→ Records from a data collection:
# # # # #

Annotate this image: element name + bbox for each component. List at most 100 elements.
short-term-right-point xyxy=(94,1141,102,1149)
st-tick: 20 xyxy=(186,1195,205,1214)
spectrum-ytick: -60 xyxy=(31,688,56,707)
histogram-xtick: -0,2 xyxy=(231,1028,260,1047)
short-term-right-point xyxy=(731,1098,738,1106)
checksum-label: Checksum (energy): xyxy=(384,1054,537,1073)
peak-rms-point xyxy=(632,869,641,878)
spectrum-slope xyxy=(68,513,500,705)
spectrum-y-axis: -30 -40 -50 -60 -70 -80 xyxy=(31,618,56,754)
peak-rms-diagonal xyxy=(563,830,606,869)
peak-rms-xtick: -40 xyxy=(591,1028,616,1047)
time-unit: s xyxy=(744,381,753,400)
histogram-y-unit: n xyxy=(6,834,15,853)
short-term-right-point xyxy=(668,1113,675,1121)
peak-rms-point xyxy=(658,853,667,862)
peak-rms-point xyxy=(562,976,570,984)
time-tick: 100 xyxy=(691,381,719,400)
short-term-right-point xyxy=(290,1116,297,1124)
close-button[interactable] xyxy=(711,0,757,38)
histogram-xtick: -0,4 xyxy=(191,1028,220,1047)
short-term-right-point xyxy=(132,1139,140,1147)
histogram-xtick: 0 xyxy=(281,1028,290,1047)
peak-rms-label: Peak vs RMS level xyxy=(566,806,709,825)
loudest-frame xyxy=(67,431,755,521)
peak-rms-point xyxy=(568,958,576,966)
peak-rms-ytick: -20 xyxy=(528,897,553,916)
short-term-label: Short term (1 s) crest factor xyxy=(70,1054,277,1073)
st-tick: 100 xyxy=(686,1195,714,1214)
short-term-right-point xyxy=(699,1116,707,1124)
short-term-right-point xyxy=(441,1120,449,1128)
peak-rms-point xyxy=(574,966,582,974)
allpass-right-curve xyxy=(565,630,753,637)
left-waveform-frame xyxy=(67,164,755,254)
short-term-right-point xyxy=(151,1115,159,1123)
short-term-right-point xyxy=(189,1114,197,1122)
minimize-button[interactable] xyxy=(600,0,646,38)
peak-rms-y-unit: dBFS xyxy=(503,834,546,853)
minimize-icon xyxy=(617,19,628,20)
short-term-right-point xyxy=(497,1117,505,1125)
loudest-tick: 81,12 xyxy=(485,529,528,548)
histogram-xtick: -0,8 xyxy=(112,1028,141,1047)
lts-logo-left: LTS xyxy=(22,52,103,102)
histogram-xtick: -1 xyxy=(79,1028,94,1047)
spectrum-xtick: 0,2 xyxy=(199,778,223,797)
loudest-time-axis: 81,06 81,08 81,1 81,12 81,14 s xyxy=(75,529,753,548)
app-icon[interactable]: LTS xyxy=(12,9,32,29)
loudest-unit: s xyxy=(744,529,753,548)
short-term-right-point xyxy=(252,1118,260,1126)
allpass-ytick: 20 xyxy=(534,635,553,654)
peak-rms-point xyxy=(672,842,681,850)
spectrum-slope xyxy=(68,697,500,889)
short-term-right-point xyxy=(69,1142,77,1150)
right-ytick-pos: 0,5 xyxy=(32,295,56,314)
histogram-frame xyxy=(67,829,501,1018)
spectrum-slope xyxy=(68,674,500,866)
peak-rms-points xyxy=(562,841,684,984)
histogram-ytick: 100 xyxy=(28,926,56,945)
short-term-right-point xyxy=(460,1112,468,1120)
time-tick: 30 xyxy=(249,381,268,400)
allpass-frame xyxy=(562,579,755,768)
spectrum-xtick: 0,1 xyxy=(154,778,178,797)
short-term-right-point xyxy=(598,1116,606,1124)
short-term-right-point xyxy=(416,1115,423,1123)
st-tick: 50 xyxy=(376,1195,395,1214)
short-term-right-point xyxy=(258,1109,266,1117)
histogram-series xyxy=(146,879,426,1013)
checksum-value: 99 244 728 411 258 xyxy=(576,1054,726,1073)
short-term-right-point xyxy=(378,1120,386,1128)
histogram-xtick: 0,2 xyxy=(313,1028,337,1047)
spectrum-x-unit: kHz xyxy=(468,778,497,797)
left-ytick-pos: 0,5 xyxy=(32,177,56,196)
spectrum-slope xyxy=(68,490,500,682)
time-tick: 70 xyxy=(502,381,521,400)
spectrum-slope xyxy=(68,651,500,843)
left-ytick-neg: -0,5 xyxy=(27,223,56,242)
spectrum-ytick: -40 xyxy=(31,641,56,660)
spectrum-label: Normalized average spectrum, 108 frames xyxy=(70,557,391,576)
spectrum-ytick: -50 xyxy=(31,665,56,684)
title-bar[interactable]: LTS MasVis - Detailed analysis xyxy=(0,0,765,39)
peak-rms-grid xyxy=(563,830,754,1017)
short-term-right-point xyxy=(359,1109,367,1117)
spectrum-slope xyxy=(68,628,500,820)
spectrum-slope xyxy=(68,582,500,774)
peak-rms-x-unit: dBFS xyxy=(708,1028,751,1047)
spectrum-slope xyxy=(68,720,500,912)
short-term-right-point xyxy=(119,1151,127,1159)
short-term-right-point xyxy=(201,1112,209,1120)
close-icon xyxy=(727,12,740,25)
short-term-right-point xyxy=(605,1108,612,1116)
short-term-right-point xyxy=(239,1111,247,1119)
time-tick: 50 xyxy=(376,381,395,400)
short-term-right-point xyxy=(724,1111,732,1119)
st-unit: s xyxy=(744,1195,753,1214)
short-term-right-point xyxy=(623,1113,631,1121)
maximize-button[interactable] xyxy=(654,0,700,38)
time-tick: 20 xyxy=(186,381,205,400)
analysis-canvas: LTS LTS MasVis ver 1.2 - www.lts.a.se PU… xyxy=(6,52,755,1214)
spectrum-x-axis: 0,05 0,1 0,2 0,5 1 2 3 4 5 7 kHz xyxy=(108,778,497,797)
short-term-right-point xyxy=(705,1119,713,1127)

# # # # #

→ Objective: Reproduce the lines above verbatim, starting at the first line and ending at the line that contains "minimize-button[interactable] xyxy=(600,0,646,38)", with both of those lines included.

→ Response for this exercise:
Annotate this image: element name + bbox for each component. List at most 100 elements.
short-term-right-point xyxy=(94,1141,102,1149)
st-tick: 20 xyxy=(186,1195,205,1214)
spectrum-ytick: -60 xyxy=(31,688,56,707)
histogram-xtick: -0,2 xyxy=(231,1028,260,1047)
short-term-right-point xyxy=(731,1098,738,1106)
checksum-label: Checksum (energy): xyxy=(384,1054,537,1073)
peak-rms-point xyxy=(632,869,641,878)
spectrum-slope xyxy=(68,513,500,705)
spectrum-y-axis: -30 -40 -50 -60 -70 -80 xyxy=(31,618,56,754)
peak-rms-diagonal xyxy=(563,830,606,869)
peak-rms-xtick: -40 xyxy=(591,1028,616,1047)
time-unit: s xyxy=(744,381,753,400)
histogram-y-unit: n xyxy=(6,834,15,853)
short-term-right-point xyxy=(668,1113,675,1121)
peak-rms-point xyxy=(658,853,667,862)
peak-rms-point xyxy=(562,976,570,984)
time-tick: 100 xyxy=(691,381,719,400)
short-term-right-point xyxy=(290,1116,297,1124)
close-button[interactable] xyxy=(711,0,757,38)
histogram-xtick: -0,4 xyxy=(191,1028,220,1047)
short-term-right-point xyxy=(132,1139,140,1147)
histogram-xtick: 0 xyxy=(281,1028,290,1047)
peak-rms-label: Peak vs RMS level xyxy=(566,806,709,825)
loudest-frame xyxy=(67,431,755,521)
peak-rms-point xyxy=(568,958,576,966)
peak-rms-ytick: -20 xyxy=(528,897,553,916)
short-term-label: Short term (1 s) crest factor xyxy=(70,1054,277,1073)
st-tick: 100 xyxy=(686,1195,714,1214)
short-term-right-point xyxy=(699,1116,707,1124)
short-term-right-point xyxy=(441,1120,449,1128)
peak-rms-point xyxy=(574,966,582,974)
allpass-right-curve xyxy=(565,630,753,637)
left-waveform-frame xyxy=(67,164,755,254)
short-term-right-point xyxy=(151,1115,159,1123)
short-term-right-point xyxy=(189,1114,197,1122)
minimize-button[interactable] xyxy=(600,0,646,38)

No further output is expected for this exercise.